Data items
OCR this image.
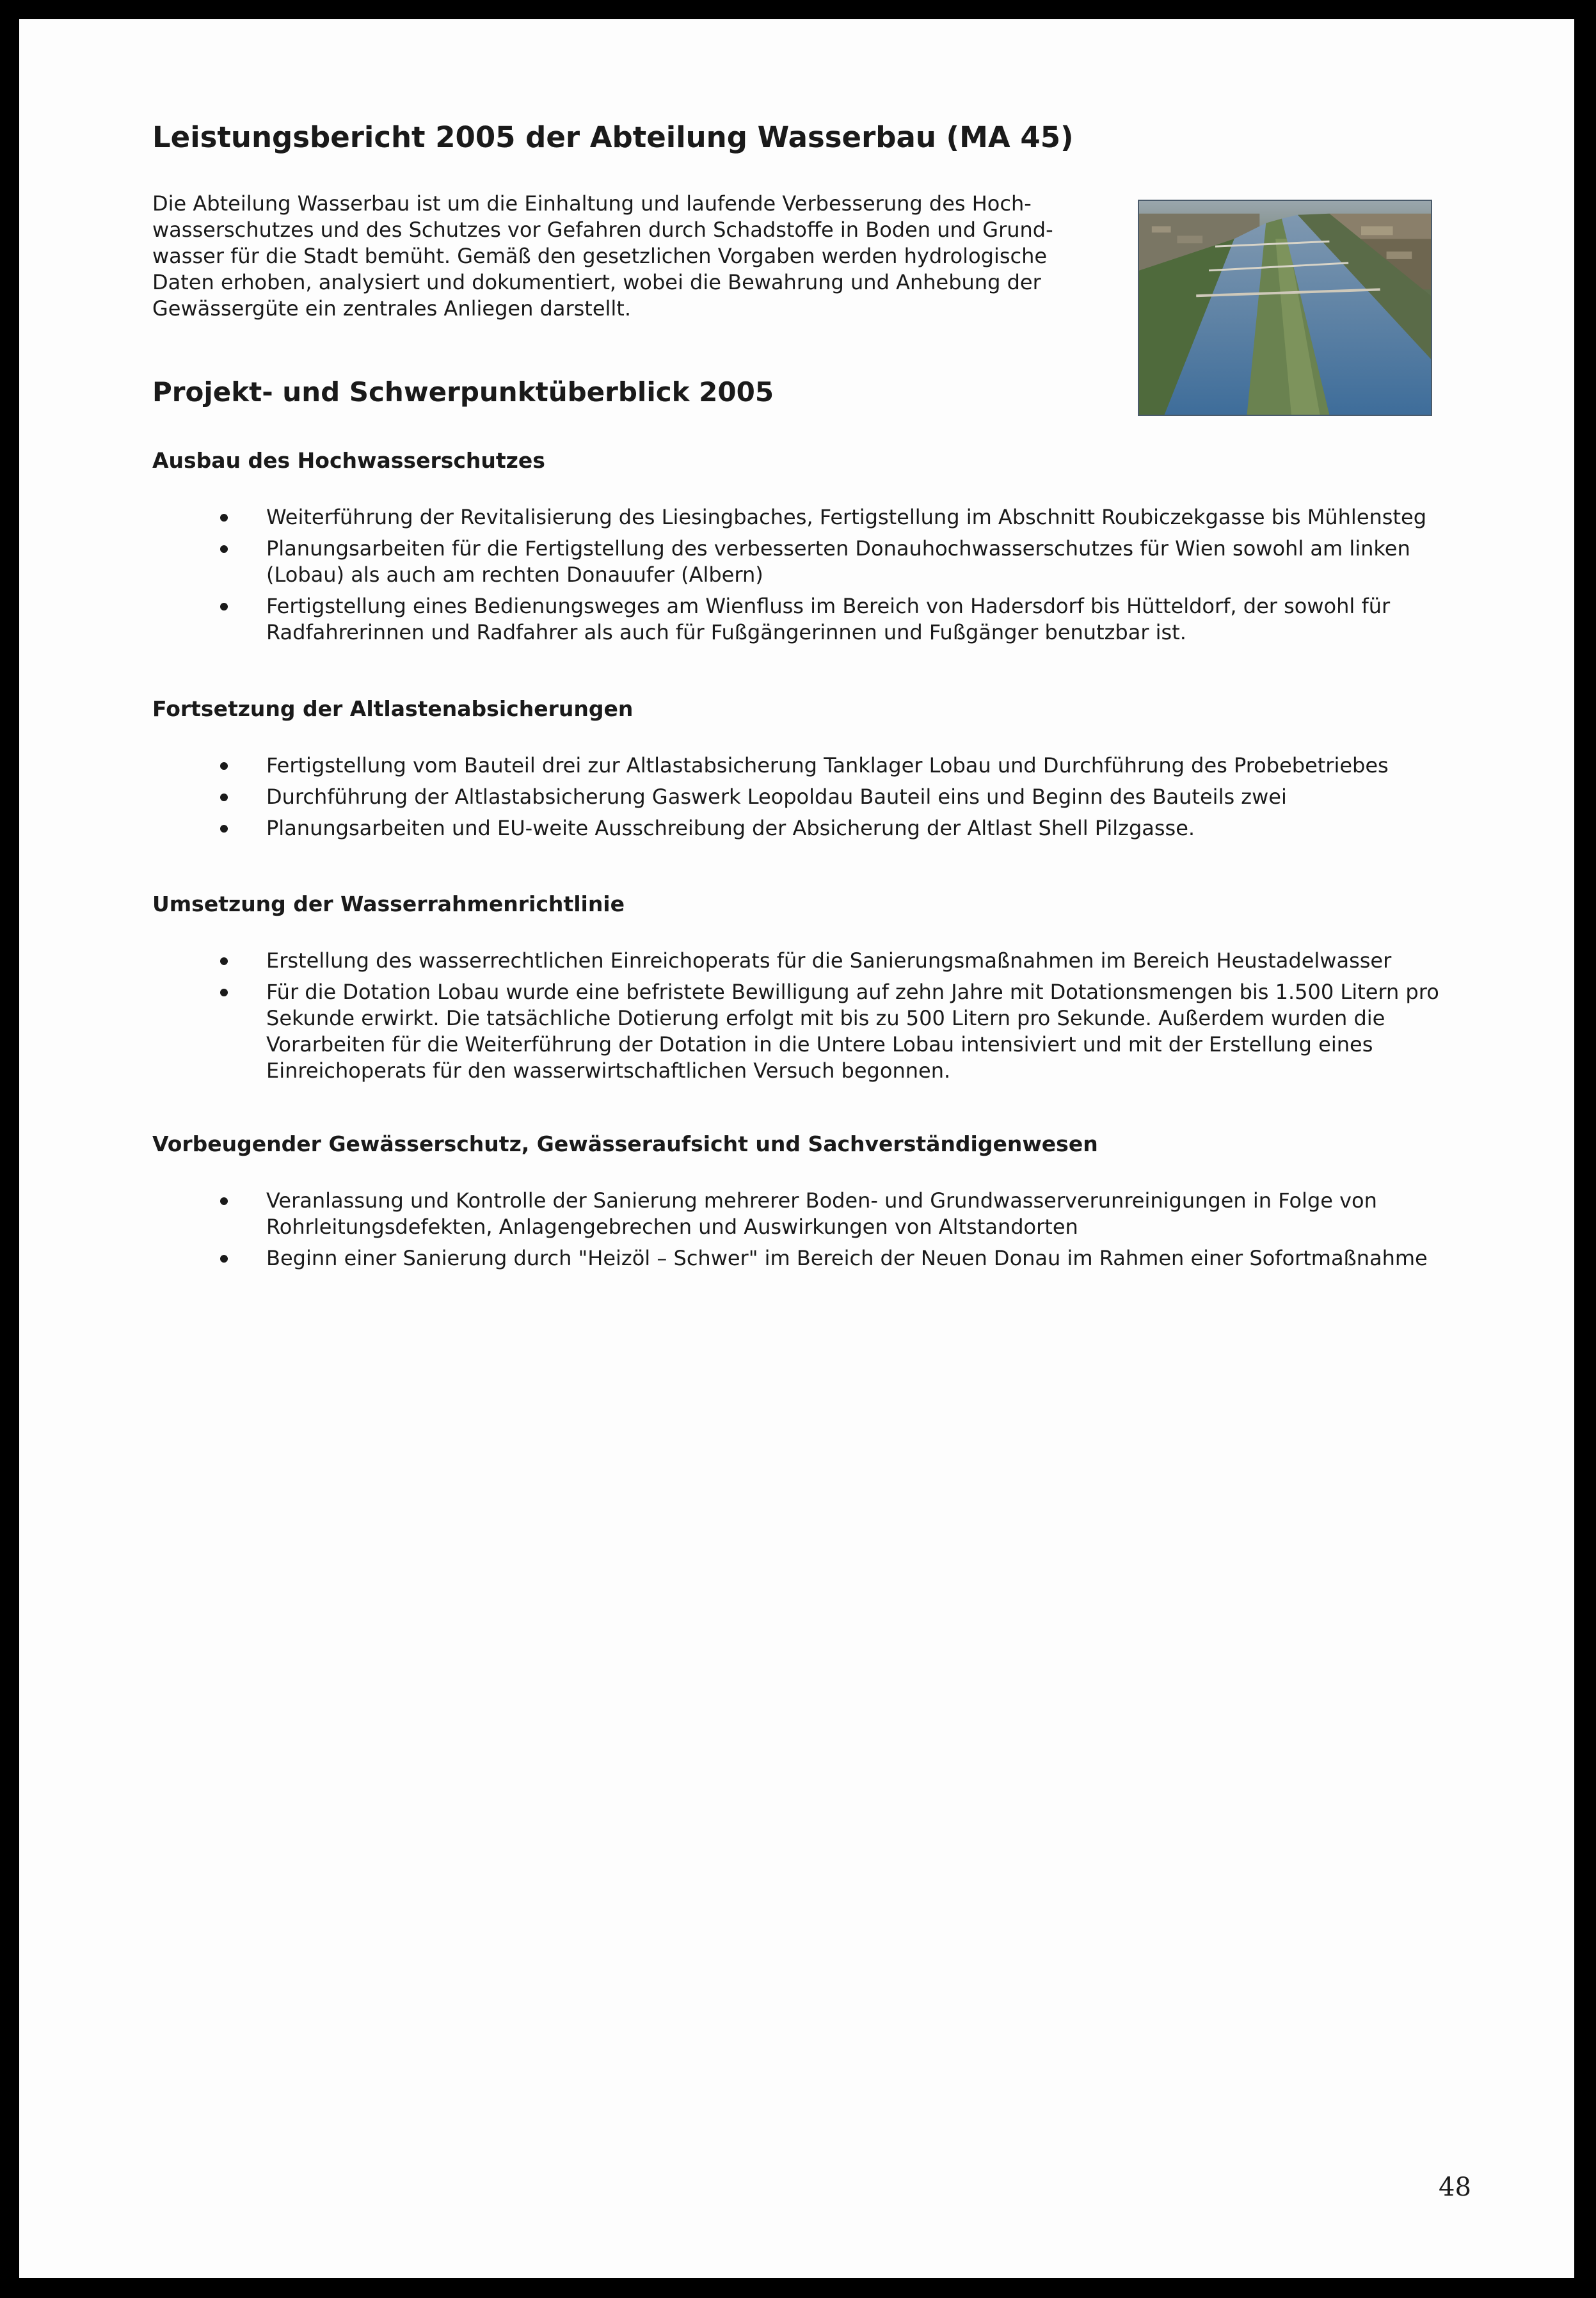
Leistungsbericht 2005 der Abteilung Wasserbau (MA 45)

Die Abteilung Wasserbau ist um die Einhaltung und laufende Verbesserung des Hoch-wasserschutzes und des Schutzes vor Gefahren durch Schadstoffe in Boden und Grund-wasser für die Stadt bemüht. Gemäß den gesetzlichen Vorgaben werden hydrologische Daten erhoben, analysiert und dokumentiert, wobei die Bewahrung und Anhebung der Gewässergüte ein zentrales Anliegen darstellt.

Projekt- und Schwerpunktüberblick 2005
Ausbau des Hochwasserschutzes
Weiterführung der Revitalisierung des Liesingbaches, Fertigstellung im Abschnitt Roubiczekgasse bis Mühlensteg
Planungsarbeiten für die Fertigstellung des verbesserten Donauhochwasserschutzes für Wien sowohl am linken (Lobau) als auch am rechten Donauufer (Albern)
Fertigstellung eines Bedienungsweges am Wienfluss im Bereich von Hadersdorf bis Hütteldorf, der sowohl für Radfahrerinnen und Radfahrer als auch für Fußgängerinnen und Fußgänger benutzbar ist.
Fortsetzung der Altlastenabsicherungen
Fertigstellung vom Bauteil drei zur Altlastabsicherung Tanklager Lobau und Durchführung des Probebetriebes
Durchführung der Altlastabsicherung Gaswerk Leopoldau Bauteil eins und Beginn des Bauteils zwei
Planungsarbeiten und EU-weite Ausschreibung der Absicherung der Altlast Shell Pilzgasse.
Umsetzung der Wasserrahmenrichtlinie
Erstellung des wasserrechtlichen Einreichoperats für die Sanierungsmaßnahmen im Bereich Heustadelwasser
Für die Dotation Lobau wurde eine befristete Bewilligung auf zehn Jahre mit Dotationsmengen bis 1.500 Litern pro Sekunde erwirkt. Die tatsächliche Dotierung erfolgt mit bis zu 500 Litern pro Sekunde. Außerdem wurden die Vorarbeiten für die Weiterführung der Dotation in die Untere Lobau intensiviert und mit der Erstellung eines Einreichoperats für den wasserwirtschaftlichen Versuch begonnen.
Vorbeugender Gewässerschutz, Gewässeraufsicht und Sachverständigenwesen
Veranlassung und Kontrolle der Sanierung mehrerer Boden- und Grundwasserverunreinigungen in Folge von Rohrleitungsdefekten, Anlagengebrechen und Auswirkungen von Altstandorten
Beginn einer Sanierung durch "Heizöl – Schwer" im Bereich der Neuen Donau im Rahmen einer Sofortmaßnahme
48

• _EXERCISE AIM_
Leave out the pictures and restate everything else word for word.

• _THE SOLUTION_
OCR this image.
Leistungsbericht 2005 der Abteilung Wasserbau (MA 45)

Die Abteilung Wasserbau ist um die Einhaltung und laufende Verbesserung des Hoch-wasserschutzes und des Schutzes vor Gefahren durch Schadstoffe in Boden und Grund-wasser für die Stadt bemüht. Gemäß den gesetzlichen Vorgaben werden hydrologische Daten erhoben, analysiert und dokumentiert, wobei die Bewahrung und Anhebung der Gewässergüte ein zentrales Anliegen darstellt.

Projekt- und Schwerpunktüberblick 2005
Ausbau des Hochwasserschutzes
Weiterführung der Revitalisierung des Liesingbaches, Fertigstellung im Abschnitt Roubiczekgasse bis Mühlensteg
Planungsarbeiten für die Fertigstellung des verbesserten Donauhochwasserschutzes für Wien sowohl am linken (Lobau) als auch am rechten Donauufer (Albern)
Fertigstellung eines Bedienungsweges am Wienfluss im Bereich von Hadersdorf bis Hütteldorf, der sowohl für Radfahrerinnen und Radfahrer als auch für Fußgängerinnen und Fußgänger benutzbar ist.
Fortsetzung der Altlastenabsicherungen
Fertigstellung vom Bauteil drei zur Altlastabsicherung Tanklager Lobau und Durchführung des Probebetriebes
Durchführung der Altlastabsicherung Gaswerk Leopoldau Bauteil eins und Beginn des Bauteils zwei
Planungsarbeiten und EU-weite Ausschreibung der Absicherung der Altlast Shell Pilzgasse.
Umsetzung der Wasserrahmenrichtlinie
Erstellung des wasserrechtlichen Einreichoperats für die Sanierungsmaßnahmen im Bereich Heustadelwasser
Für die Dotation Lobau wurde eine befristete Bewilligung auf zehn Jahre mit Dotationsmengen bis 1.500 Litern pro Sekunde erwirkt. Die tatsächliche Dotierung erfolgt mit bis zu 500 Litern pro Sekunde. Außerdem wurden die Vorarbeiten für die Weiterführung der Dotation in die Untere Lobau intensiviert und mit der Erstellung eines Einreichoperats für den wasserwirtschaftlichen Versuch begonnen.
Vorbeugender Gewässerschutz, Gewässeraufsicht und Sachverständigenwesen
Veranlassung und Kontrolle der Sanierung mehrerer Boden- und Grundwasserverunreinigungen in Folge von Rohrleitungsdefekten, Anlagengebrechen und Auswirkungen von Altstandorten
Beginn einer Sanierung durch "Heizöl – Schwer" im Bereich der Neuen Donau im Rahmen einer Sofortmaßnahme
48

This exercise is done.